* [REQUIREMENTS]:
Copy out every line of the following items verbatim, keeping each line unchanged.

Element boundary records
=======

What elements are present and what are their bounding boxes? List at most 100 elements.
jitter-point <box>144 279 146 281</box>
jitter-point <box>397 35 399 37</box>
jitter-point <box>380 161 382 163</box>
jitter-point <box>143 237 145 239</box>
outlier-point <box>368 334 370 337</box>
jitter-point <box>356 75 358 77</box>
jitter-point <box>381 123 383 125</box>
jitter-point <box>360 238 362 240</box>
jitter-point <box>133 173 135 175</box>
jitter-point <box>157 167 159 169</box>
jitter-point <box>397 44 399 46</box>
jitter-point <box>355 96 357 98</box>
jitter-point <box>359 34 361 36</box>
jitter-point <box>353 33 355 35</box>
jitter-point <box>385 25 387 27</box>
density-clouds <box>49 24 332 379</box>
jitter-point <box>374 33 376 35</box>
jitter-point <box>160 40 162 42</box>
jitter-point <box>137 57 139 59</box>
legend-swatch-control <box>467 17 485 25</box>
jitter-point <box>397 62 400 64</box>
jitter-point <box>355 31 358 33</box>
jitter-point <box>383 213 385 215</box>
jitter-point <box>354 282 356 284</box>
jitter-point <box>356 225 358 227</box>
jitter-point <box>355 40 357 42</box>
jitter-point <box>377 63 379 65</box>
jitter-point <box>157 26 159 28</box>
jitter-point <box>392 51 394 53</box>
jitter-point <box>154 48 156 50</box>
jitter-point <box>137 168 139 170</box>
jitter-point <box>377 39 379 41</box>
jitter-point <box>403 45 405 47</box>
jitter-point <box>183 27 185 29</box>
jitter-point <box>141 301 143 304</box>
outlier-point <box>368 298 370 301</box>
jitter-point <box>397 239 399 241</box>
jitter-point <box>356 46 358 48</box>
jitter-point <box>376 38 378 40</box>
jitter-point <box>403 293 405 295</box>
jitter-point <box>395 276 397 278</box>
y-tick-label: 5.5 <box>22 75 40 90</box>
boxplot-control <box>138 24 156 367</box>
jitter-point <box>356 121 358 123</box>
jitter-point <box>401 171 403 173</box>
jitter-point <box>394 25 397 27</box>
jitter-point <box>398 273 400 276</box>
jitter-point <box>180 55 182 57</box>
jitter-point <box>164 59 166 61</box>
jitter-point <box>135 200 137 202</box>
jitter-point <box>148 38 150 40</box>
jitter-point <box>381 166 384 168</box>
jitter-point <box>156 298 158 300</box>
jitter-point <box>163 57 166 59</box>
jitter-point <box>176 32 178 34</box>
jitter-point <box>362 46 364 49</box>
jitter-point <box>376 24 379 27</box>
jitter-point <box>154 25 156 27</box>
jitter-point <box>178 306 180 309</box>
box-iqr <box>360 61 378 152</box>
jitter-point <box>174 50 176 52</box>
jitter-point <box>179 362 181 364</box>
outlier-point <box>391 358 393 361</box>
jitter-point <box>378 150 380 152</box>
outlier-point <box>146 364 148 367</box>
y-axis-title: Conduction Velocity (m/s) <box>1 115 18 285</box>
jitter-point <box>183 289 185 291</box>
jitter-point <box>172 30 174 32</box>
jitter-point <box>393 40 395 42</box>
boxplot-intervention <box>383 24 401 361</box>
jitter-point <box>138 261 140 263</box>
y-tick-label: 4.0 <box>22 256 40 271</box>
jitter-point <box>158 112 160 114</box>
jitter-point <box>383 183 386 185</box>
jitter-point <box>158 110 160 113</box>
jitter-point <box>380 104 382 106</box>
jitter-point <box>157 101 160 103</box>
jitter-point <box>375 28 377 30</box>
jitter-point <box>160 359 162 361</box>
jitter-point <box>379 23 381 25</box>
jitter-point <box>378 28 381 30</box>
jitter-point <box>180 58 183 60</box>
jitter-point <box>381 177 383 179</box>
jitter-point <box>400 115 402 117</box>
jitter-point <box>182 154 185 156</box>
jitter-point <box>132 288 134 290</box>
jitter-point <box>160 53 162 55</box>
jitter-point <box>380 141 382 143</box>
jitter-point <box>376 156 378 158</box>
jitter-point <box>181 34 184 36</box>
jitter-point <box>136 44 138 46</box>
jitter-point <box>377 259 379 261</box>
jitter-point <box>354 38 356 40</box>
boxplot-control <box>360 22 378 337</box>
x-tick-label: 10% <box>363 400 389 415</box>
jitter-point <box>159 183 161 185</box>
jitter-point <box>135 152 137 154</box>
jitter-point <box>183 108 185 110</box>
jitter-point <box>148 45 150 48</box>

=======

* [FINISHED ANSWER]:
What elements are present and what are their bounding boxes? List at most 100 elements.
jitter-point <box>144 279 146 281</box>
jitter-point <box>397 35 399 37</box>
jitter-point <box>380 161 382 163</box>
jitter-point <box>143 237 145 239</box>
outlier-point <box>368 334 370 337</box>
jitter-point <box>356 75 358 77</box>
jitter-point <box>381 123 383 125</box>
jitter-point <box>360 238 362 240</box>
jitter-point <box>133 173 135 175</box>
jitter-point <box>157 167 159 169</box>
jitter-point <box>397 44 399 46</box>
jitter-point <box>355 96 357 98</box>
jitter-point <box>359 34 361 36</box>
jitter-point <box>353 33 355 35</box>
jitter-point <box>385 25 387 27</box>
density-clouds <box>49 24 332 379</box>
jitter-point <box>374 33 376 35</box>
jitter-point <box>160 40 162 42</box>
jitter-point <box>137 57 139 59</box>
legend-swatch-control <box>467 17 485 25</box>
jitter-point <box>397 62 400 64</box>
jitter-point <box>355 31 358 33</box>
jitter-point <box>383 213 385 215</box>
jitter-point <box>354 282 356 284</box>
jitter-point <box>356 225 358 227</box>
jitter-point <box>355 40 357 42</box>
jitter-point <box>377 63 379 65</box>
jitter-point <box>157 26 159 28</box>
jitter-point <box>392 51 394 53</box>
jitter-point <box>154 48 156 50</box>
jitter-point <box>137 168 139 170</box>
jitter-point <box>377 39 379 41</box>
jitter-point <box>403 45 405 47</box>
jitter-point <box>183 27 185 29</box>
jitter-point <box>141 301 143 304</box>
outlier-point <box>368 298 370 301</box>
jitter-point <box>397 239 399 241</box>
jitter-point <box>356 46 358 48</box>
jitter-point <box>376 38 378 40</box>
jitter-point <box>403 293 405 295</box>
jitter-point <box>395 276 397 278</box>
y-tick-label: 5.5 <box>22 75 40 90</box>
boxplot-control <box>138 24 156 367</box>
jitter-point <box>356 121 358 123</box>
jitter-point <box>401 171 403 173</box>
jitter-point <box>394 25 397 27</box>
jitter-point <box>398 273 400 276</box>
jitter-point <box>180 55 182 57</box>
jitter-point <box>164 59 166 61</box>
jitter-point <box>135 200 137 202</box>
jitter-point <box>148 38 150 40</box>
jitter-point <box>381 166 384 168</box>
jitter-point <box>156 298 158 300</box>
jitter-point <box>163 57 166 59</box>
jitter-point <box>176 32 178 34</box>
jitter-point <box>362 46 364 49</box>
jitter-point <box>376 24 379 27</box>
jitter-point <box>154 25 156 27</box>
jitter-point <box>178 306 180 309</box>
box-iqr <box>360 61 378 152</box>
jitter-point <box>174 50 176 52</box>
jitter-point <box>179 362 181 364</box>
outlier-point <box>391 358 393 361</box>
jitter-point <box>378 150 380 152</box>
outlier-point <box>146 364 148 367</box>
y-axis-title: Conduction Velocity (m/s) <box>1 115 18 285</box>
jitter-point <box>183 289 185 291</box>
jitter-point <box>172 30 174 32</box>
jitter-point <box>393 40 395 42</box>
boxplot-intervention <box>383 24 401 361</box>
jitter-point <box>138 261 140 263</box>
y-tick-label: 4.0 <box>22 256 40 271</box>
jitter-point <box>158 112 160 114</box>
jitter-point <box>383 183 386 185</box>
jitter-point <box>158 110 160 113</box>
jitter-point <box>380 104 382 106</box>
jitter-point <box>157 101 160 103</box>
jitter-point <box>375 28 377 30</box>
jitter-point <box>160 359 162 361</box>
jitter-point <box>379 23 381 25</box>
jitter-point <box>378 28 381 30</box>
jitter-point <box>180 58 183 60</box>
jitter-point <box>381 177 383 179</box>
jitter-point <box>400 115 402 117</box>
jitter-point <box>182 154 185 156</box>
jitter-point <box>132 288 134 290</box>
jitter-point <box>160 53 162 55</box>
jitter-point <box>380 141 382 143</box>
jitter-point <box>376 156 378 158</box>
jitter-point <box>181 34 184 36</box>
jitter-point <box>136 44 138 46</box>
jitter-point <box>377 259 379 261</box>
jitter-point <box>354 38 356 40</box>
boxplot-control <box>360 22 378 337</box>
x-tick-label: 10% <box>363 400 389 415</box>
jitter-point <box>159 183 161 185</box>
jitter-point <box>135 152 137 154</box>
jitter-point <box>183 108 185 110</box>
jitter-point <box>148 45 150 48</box>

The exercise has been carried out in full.